Repeat the data verbatim.

-- start of DATA PROVIDED --

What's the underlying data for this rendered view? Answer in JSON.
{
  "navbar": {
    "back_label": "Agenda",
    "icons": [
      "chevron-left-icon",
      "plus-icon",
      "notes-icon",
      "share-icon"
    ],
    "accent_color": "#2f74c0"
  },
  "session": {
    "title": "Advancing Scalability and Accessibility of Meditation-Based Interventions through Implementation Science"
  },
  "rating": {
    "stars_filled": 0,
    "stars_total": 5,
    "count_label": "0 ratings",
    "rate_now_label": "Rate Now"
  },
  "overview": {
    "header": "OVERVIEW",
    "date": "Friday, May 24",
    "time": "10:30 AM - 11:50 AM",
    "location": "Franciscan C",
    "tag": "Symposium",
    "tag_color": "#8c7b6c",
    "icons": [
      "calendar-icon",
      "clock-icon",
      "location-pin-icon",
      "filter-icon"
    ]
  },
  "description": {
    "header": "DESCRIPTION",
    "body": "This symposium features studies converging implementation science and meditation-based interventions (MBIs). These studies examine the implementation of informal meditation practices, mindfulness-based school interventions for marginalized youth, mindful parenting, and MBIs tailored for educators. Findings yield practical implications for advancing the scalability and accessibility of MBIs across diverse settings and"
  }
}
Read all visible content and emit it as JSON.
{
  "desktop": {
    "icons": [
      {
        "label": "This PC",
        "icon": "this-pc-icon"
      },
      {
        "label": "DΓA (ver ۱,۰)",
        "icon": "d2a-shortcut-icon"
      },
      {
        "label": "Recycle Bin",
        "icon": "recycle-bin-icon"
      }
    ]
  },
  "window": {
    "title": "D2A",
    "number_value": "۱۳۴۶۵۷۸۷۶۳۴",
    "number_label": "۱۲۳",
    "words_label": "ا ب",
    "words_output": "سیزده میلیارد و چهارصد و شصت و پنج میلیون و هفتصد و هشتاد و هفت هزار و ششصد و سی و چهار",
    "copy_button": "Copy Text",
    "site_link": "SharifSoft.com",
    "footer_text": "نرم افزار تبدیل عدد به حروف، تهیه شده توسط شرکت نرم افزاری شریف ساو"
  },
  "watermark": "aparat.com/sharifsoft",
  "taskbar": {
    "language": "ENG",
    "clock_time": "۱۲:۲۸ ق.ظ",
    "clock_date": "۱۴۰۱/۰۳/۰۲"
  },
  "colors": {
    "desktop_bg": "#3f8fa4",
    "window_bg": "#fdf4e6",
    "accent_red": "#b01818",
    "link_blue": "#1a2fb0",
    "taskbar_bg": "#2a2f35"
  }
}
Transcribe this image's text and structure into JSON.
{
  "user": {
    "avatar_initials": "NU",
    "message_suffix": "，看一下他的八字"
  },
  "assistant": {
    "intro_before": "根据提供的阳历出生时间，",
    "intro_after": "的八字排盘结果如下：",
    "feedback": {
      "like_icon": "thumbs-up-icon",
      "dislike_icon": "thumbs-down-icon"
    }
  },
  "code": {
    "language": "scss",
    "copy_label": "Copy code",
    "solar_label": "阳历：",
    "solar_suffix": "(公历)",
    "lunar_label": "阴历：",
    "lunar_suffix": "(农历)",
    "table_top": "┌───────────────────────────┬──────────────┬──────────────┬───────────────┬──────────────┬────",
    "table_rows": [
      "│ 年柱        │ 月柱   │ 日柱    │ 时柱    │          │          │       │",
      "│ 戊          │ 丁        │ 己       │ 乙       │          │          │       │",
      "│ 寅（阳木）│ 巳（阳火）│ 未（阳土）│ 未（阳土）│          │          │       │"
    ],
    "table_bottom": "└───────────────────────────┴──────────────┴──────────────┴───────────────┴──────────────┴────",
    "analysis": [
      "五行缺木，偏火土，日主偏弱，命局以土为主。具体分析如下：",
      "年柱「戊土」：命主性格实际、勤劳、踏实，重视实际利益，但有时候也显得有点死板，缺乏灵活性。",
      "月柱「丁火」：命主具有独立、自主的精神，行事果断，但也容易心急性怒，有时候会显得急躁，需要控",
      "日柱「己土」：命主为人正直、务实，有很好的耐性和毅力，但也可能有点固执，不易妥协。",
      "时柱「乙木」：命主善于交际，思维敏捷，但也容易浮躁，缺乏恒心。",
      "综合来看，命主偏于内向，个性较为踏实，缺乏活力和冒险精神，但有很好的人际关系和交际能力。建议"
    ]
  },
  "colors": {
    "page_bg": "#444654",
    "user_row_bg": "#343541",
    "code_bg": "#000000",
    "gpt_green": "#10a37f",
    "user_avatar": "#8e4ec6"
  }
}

-- end of DATA PROVIDED --

#### [COMPLETE ANSWER]
What's the underlying data for this rendered view? Answer in JSON.
{
  "navbar": {
    "back_label": "Agenda",
    "icons": [
      "chevron-left-icon",
      "plus-icon",
      "notes-icon",
      "share-icon"
    ],
    "accent_color": "#2f74c0"
  },
  "session": {
    "title": "Advancing Scalability and Accessibility of Meditation-Based Interventions through Implementation Science"
  },
  "rating": {
    "stars_filled": 0,
    "stars_total": 5,
    "count_label": "0 ratings",
    "rate_now_label": "Rate Now"
  },
  "overview": {
    "header": "OVERVIEW",
    "date": "Friday, May 24",
    "time": "10:30 AM - 11:50 AM",
    "location": "Franciscan C",
    "tag": "Symposium",
    "tag_color": "#8c7b6c",
    "icons": [
      "calendar-icon",
      "clock-icon",
      "location-pin-icon",
      "filter-icon"
    ]
  },
  "description": {
    "header": "DESCRIPTION",
    "body": "This symposium features studies converging implementation science and meditation-based interventions (MBIs). These studies examine the implementation of informal meditation practices, mindfulness-based school interventions for marginalized youth, mindful parenting, and MBIs tailored for educators. Findings yield practical implications for advancing the scalability and accessibility of MBIs across diverse settings and"
  }
}
Read all visible content and emit it as JSON.
{
  "desktop": {
    "icons": [
      {
        "label": "This PC",
        "icon": "this-pc-icon"
      },
      {
        "label": "DΓA (ver ۱,۰)",
        "icon": "d2a-shortcut-icon"
      },
      {
        "label": "Recycle Bin",
        "icon": "recycle-bin-icon"
      }
    ]
  },
  "window": {
    "title": "D2A",
    "number_value": "۱۳۴۶۵۷۸۷۶۳۴",
    "number_label": "۱۲۳",
    "words_label": "ا ب",
    "words_output": "سیزده میلیارد و چهارصد و شصت و پنج میلیون و هفتصد و هشتاد و هفت هزار و ششصد و سی و چهار",
    "copy_button": "Copy Text",
    "site_link": "SharifSoft.com",
    "footer_text": "نرم افزار تبدیل عدد به حروف، تهیه شده توسط شرکت نرم افزاری شریف ساو"
  },
  "watermark": "aparat.com/sharifsoft",
  "taskbar": {
    "language": "ENG",
    "clock_time": "۱۲:۲۸ ق.ظ",
    "clock_date": "۱۴۰۱/۰۳/۰۲"
  },
  "colors": {
    "desktop_bg": "#3f8fa4",
    "window_bg": "#fdf4e6",
    "accent_red": "#b01818",
    "link_blue": "#1a2fb0",
    "taskbar_bg": "#2a2f35"
  }
}
Transcribe this image's text and structure into JSON.
{
  "user": {
    "avatar_initials": "NU",
    "message_suffix": "，看一下他的八字"
  },
  "assistant": {
    "intro_before": "根据提供的阳历出生时间，",
    "intro_after": "的八字排盘结果如下：",
    "feedback": {
      "like_icon": "thumbs-up-icon",
      "dislike_icon": "thumbs-down-icon"
    }
  },
  "code": {
    "language": "scss",
    "copy_label": "Copy code",
    "solar_label": "阳历：",
    "solar_suffix": "(公历)",
    "lunar_label": "阴历：",
    "lunar_suffix": "(农历)",
    "table_top": "┌───────────────────────────┬──────────────┬──────────────┬───────────────┬──────────────┬────",
    "table_rows": [
      "│ 年柱        │ 月柱   │ 日柱    │ 时柱    │          │          │       │",
      "│ 戊          │ 丁        │ 己       │ 乙       │          │          │       │",
      "│ 寅（阳木）│ 巳（阳火）│ 未（阳土）│ 未（阳土）│          │          │       │"
    ],
    "table_bottom": "└───────────────────────────┴──────────────┴──────────────┴───────────────┴──────────────┴────",
    "analysis": [
      "五行缺木，偏火土，日主偏弱，命局以土为主。具体分析如下：",
      "年柱「戊土」：命主性格实际、勤劳、踏实，重视实际利益，但有时候也显得有点死板，缺乏灵活性。",
      "月柱「丁火」：命主具有独立、自主的精神，行事果断，但也容易心急性怒，有时候会显得急躁，需要控",
      "日柱「己土」：命主为人正直、务实，有很好的耐性和毅力，但也可能有点固执，不易妥协。",
      "时柱「乙木」：命主善于交际，思维敏捷，但也容易浮躁，缺乏恒心。",
      "综合来看，命主偏于内向，个性较为踏实，缺乏活力和冒险精神，但有很好的人际关系和交际能力。建议"
    ]
  },
  "colors": {
    "page_bg": "#444654",
    "user_row_bg": "#343541",
    "code_bg": "#000000",
    "gpt_green": "#10a37f",
    "user_avatar": "#8e4ec6"
  }
}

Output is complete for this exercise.